** begin **

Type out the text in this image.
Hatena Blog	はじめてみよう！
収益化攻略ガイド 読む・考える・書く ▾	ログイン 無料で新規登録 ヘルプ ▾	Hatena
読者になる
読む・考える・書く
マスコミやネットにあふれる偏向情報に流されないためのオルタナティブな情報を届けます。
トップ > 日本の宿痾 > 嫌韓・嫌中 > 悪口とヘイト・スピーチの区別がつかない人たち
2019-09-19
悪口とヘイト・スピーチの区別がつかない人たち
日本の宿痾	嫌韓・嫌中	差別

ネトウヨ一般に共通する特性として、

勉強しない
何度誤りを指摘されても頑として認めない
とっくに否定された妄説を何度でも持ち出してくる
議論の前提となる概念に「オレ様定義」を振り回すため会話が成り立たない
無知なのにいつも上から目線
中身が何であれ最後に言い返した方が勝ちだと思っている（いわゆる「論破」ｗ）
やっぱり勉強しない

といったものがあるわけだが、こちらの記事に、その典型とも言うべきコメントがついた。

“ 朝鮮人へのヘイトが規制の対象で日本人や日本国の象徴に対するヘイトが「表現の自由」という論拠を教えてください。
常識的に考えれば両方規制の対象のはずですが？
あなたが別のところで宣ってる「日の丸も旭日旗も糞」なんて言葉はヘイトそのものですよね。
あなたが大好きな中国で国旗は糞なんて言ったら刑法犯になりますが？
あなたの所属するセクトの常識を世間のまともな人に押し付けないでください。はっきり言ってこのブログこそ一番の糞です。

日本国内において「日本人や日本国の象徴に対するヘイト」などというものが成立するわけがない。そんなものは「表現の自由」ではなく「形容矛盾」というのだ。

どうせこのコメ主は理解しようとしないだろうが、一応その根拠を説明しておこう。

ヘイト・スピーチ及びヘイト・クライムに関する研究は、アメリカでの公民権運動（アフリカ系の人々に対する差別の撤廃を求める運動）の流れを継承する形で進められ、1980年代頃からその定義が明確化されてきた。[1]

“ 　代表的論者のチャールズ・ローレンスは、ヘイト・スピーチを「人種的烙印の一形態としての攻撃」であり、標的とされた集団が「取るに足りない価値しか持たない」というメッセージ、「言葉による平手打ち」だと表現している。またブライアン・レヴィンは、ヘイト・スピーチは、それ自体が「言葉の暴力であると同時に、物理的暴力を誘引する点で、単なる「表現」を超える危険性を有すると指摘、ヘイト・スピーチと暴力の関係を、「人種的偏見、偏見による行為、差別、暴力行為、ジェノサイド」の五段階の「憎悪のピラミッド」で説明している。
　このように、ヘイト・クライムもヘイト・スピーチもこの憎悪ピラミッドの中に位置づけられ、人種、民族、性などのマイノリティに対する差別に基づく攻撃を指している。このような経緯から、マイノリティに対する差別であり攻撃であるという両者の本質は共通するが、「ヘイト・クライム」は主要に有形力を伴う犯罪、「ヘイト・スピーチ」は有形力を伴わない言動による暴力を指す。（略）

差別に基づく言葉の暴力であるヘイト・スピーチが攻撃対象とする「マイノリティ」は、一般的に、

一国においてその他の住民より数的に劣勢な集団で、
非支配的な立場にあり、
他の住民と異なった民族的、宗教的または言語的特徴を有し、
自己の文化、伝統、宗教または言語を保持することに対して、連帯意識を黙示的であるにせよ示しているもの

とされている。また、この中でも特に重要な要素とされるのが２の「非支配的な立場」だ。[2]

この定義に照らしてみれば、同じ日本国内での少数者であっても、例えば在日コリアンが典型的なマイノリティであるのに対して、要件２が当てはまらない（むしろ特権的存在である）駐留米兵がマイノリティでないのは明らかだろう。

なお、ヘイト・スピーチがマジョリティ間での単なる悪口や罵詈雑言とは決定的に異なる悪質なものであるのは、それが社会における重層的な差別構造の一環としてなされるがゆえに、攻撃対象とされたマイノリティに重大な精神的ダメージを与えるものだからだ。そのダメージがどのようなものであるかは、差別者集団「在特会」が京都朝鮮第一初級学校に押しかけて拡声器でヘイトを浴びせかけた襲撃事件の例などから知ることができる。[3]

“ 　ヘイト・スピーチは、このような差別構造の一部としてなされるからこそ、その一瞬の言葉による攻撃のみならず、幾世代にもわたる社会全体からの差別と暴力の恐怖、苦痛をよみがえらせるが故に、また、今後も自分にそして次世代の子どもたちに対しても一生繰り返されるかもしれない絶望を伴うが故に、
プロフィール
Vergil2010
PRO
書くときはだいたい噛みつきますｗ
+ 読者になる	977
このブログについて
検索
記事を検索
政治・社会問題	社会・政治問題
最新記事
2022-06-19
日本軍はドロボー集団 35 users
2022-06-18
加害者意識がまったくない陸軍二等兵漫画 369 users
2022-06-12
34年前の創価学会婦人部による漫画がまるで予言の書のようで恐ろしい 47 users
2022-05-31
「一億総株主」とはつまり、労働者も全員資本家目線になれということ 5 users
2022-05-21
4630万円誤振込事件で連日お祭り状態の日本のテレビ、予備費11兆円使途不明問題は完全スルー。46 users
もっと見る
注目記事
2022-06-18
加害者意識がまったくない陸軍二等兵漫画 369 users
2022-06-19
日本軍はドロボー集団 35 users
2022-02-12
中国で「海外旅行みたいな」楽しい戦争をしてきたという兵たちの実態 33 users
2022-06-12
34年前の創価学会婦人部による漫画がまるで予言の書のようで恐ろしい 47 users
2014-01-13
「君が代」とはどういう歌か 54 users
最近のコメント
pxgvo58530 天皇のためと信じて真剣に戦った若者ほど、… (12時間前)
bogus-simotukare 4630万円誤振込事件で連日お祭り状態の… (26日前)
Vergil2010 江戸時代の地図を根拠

** end **
** begin **

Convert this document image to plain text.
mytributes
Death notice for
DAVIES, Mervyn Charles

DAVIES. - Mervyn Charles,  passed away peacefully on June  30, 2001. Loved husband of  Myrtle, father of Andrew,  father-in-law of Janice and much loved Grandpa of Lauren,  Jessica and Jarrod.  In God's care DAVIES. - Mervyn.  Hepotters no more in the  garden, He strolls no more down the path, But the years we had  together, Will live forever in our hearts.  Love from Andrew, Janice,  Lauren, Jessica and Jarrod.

** end **
** begin **

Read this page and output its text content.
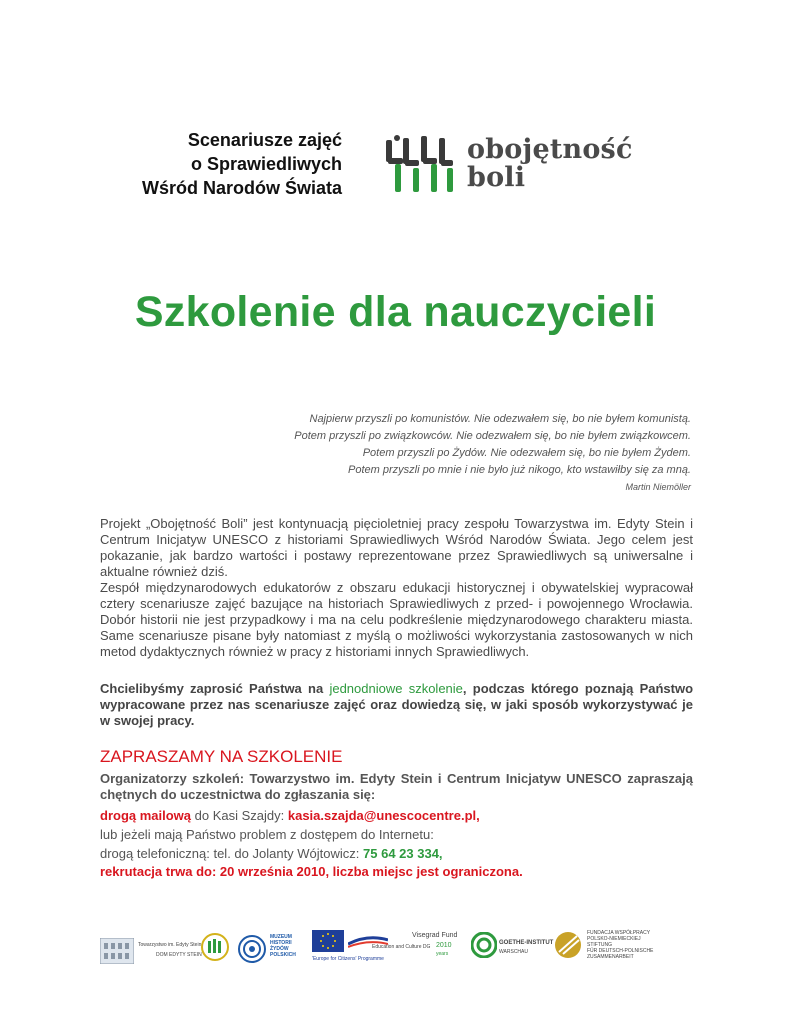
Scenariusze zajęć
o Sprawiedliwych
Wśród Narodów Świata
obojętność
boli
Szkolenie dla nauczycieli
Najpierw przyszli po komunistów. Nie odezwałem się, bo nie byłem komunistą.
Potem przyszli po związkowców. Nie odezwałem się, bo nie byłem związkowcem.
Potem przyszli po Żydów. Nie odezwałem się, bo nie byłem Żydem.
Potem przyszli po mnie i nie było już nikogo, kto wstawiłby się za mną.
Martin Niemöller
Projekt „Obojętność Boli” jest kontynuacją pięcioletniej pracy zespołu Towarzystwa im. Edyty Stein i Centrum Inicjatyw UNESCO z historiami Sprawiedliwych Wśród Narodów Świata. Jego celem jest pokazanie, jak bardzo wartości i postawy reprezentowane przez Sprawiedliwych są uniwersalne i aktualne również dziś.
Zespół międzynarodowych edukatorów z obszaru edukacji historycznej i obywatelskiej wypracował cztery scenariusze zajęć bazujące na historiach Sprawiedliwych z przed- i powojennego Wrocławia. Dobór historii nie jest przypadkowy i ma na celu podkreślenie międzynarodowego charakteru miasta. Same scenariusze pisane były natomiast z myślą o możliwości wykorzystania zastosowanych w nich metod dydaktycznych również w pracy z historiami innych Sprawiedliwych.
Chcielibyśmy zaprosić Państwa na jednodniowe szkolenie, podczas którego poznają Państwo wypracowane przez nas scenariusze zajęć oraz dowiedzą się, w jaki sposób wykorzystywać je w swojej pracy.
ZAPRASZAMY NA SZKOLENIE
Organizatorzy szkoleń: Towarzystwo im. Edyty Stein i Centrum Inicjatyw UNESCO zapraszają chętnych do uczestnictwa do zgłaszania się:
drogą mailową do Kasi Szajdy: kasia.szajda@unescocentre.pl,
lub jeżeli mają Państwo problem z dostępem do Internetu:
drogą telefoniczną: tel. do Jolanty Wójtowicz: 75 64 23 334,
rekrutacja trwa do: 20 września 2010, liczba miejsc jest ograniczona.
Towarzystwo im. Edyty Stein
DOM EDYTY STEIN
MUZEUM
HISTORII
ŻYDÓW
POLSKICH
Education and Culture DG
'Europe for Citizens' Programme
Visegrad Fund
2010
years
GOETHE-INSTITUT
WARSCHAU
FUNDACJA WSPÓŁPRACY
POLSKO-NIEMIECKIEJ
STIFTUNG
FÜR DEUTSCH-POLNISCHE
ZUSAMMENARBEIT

** end **

Written problem:
Determine how many lines in the listing above hold the string "text", then write only the number.

Correct response:
3